*EXERCISE INSTRUCTIONS*.
Quote all entries exactly, leaving pictures aside.
== RECORDS TO USE
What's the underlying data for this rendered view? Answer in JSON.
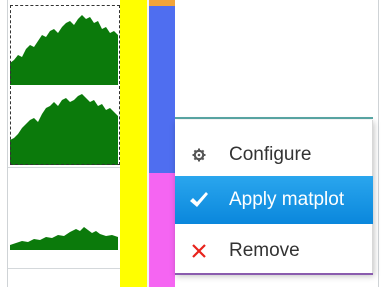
{
  "context_menu": {
    "items": [
      {
        "label": "Configure",
        "icon": "gear-icon",
        "active": false
      },
      {
        "label": "Apply matplot",
        "icon": "checkmark-icon",
        "active": true
      },
      {
        "label": "Remove",
        "icon": "close-x-icon",
        "active": false
      }
    ]
  },
  "colors": {
    "plot_fill": "#0b7a0b",
    "yellow_column": "#ffff00",
    "blue_column": "#4f6ef0",
    "magenta_column": "#f565f2",
    "orange_cap": "#f2a43a",
    "menu_highlight": "#1897e6",
    "remove_icon": "#e8231c",
    "teal_rule": "#5aa8a6",
    "purple_rule": "#8a5cae"
  }
}
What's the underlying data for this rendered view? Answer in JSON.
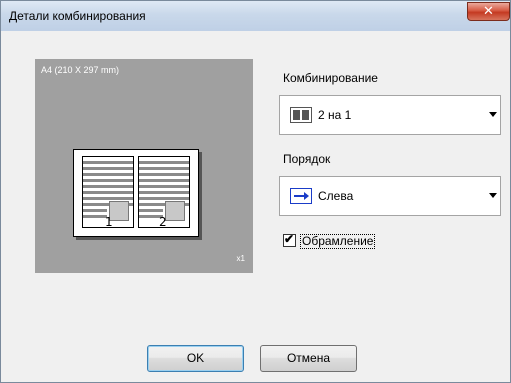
====
*FINISHED EXERCISE*.
What's the underlying data for this rendered view? Answer in JSON.
{
  "context_menu": {
    "items": [
      {
        "label": "Configure",
        "icon": "gear-icon",
        "active": false
      },
      {
        "label": "Apply matplot",
        "icon": "checkmark-icon",
        "active": true
      },
      {
        "label": "Remove",
        "icon": "close-x-icon",
        "active": false
      }
    ]
  },
  "colors": {
    "plot_fill": "#0b7a0b",
    "yellow_column": "#ffff00",
    "blue_column": "#4f6ef0",
    "magenta_column": "#f565f2",
    "orange_cap": "#f2a43a",
    "menu_highlight": "#1897e6",
    "remove_icon": "#e8231c",
    "teal_rule": "#5aa8a6",
    "purple_rule": "#8a5cae"
  }
}
What's the underlying data for this rendered view? Answer in JSON.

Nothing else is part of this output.